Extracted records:
☆ ☆ ☆ ☆ ☆ ☆ ☆

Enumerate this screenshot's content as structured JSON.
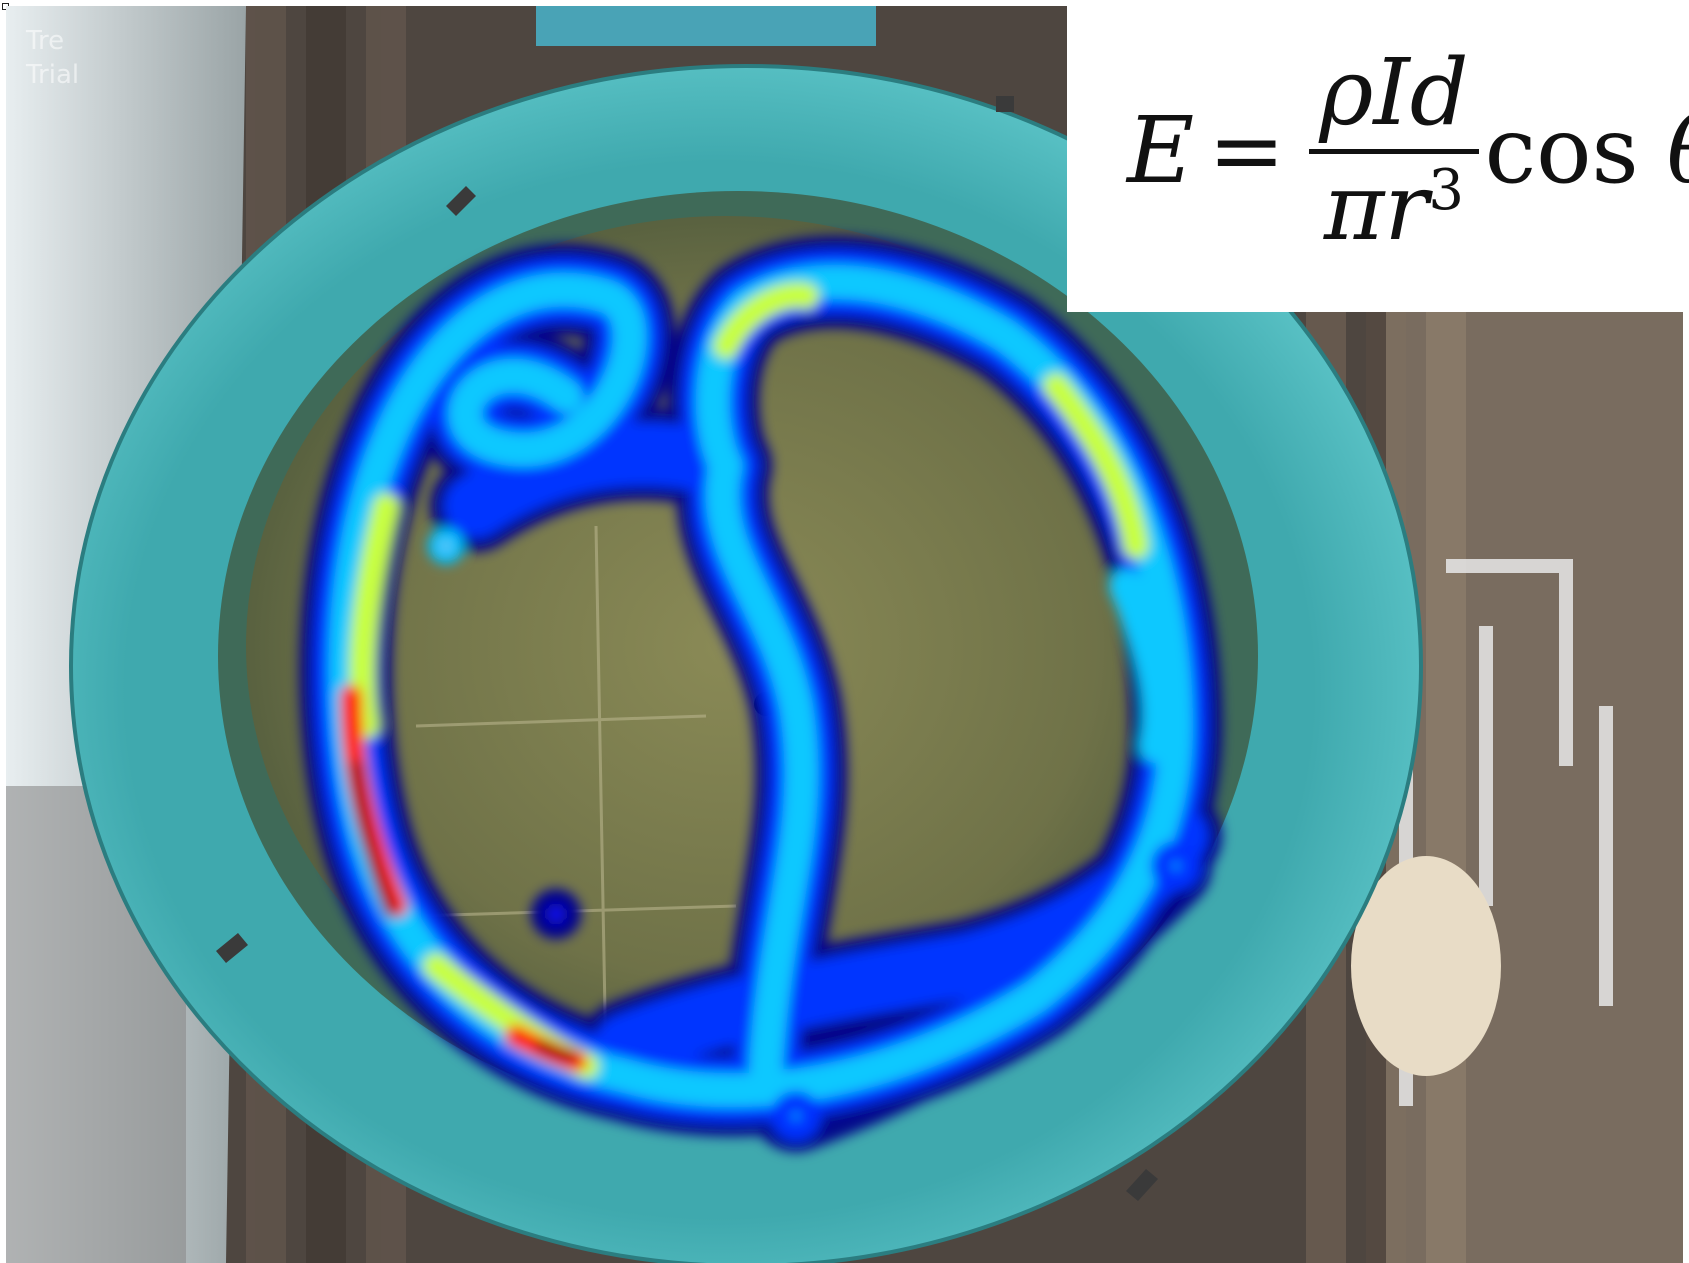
{
  "overlay_caption": {
    "line1": "Tre",
    "line2": "Trial"
  },
  "equation": {
    "lhs": "E",
    "equals": "=",
    "numerator": "ρId",
    "denominator": "πr",
    "exponent": "3",
    "function": "cos",
    "angle": "θ"
  },
  "colors": {
    "tank_rim": "#4fb8bc",
    "tank_water": "#6b6e44",
    "heatmap_low": "#00008c",
    "heatmap_mid": "#00d4ff",
    "heatmap_high": "#d40000",
    "deck_wood": "#5a4e44"
  },
  "heatmap_colormap": [
    "#000080",
    "#0000ff",
    "#00a0ff",
    "#00ffff",
    "#a0ff60",
    "#ffff00",
    "#ff8000",
    "#ff0000",
    "#800000"
  ]
}
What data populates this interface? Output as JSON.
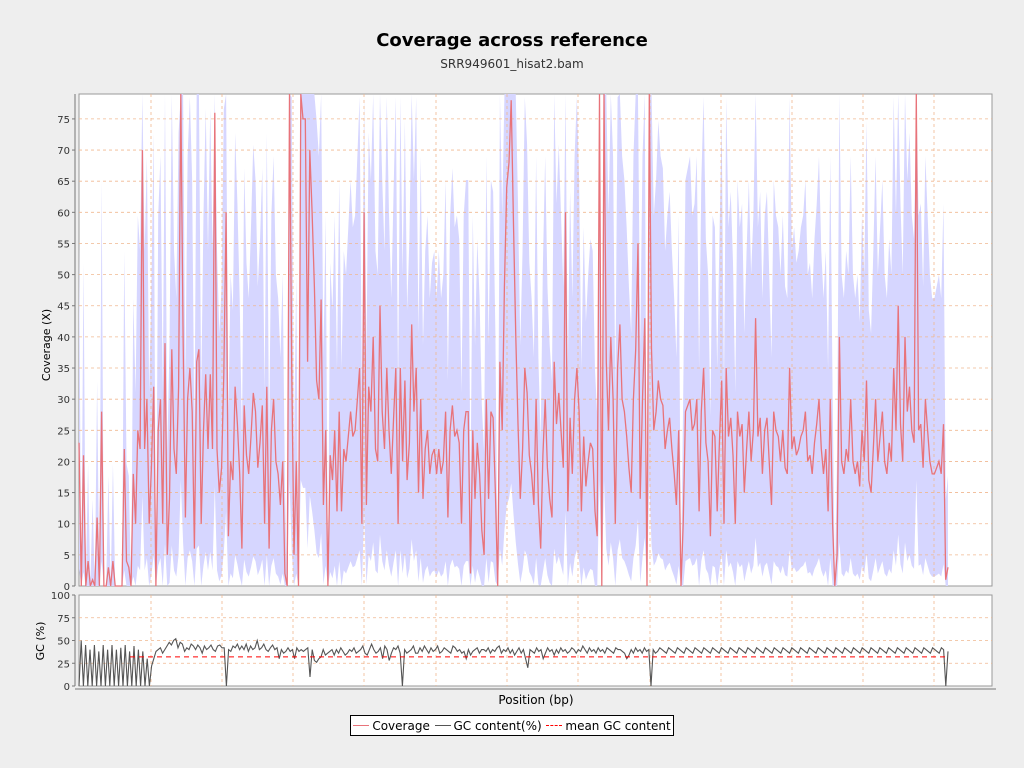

☆ ☆ ☆ ☆ ☆ ☆ ☆

Problem:
An exact transcription of all the entries is required, without the pictures.

Complete response:
Enumerate this screenshot's content as structured JSON.
{
  "overlay_caption": {
    "line1": "Tre",
    "line2": "Trial"
  },
  "equation": {
    "lhs": "E",
    "equals": "=",
    "numerator": "ρId",
    "denominator": "πr",
    "exponent": "3",
    "function": "cos",
    "angle": "θ"
  },
  "colors": {
    "tank_rim": "#4fb8bc",
    "tank_water": "#6b6e44",
    "heatmap_low": "#00008c",
    "heatmap_mid": "#00d4ff",
    "heatmap_high": "#d40000",
    "deck_wood": "#5a4e44"
  },
  "heatmap_colormap": [
    "#000080",
    "#0000ff",
    "#00a0ff",
    "#00ffff",
    "#a0ff60",
    "#ffff00",
    "#ff8000",
    "#ff0000",
    "#800000"
  ]
}
What data populates this interface? Output as JSON.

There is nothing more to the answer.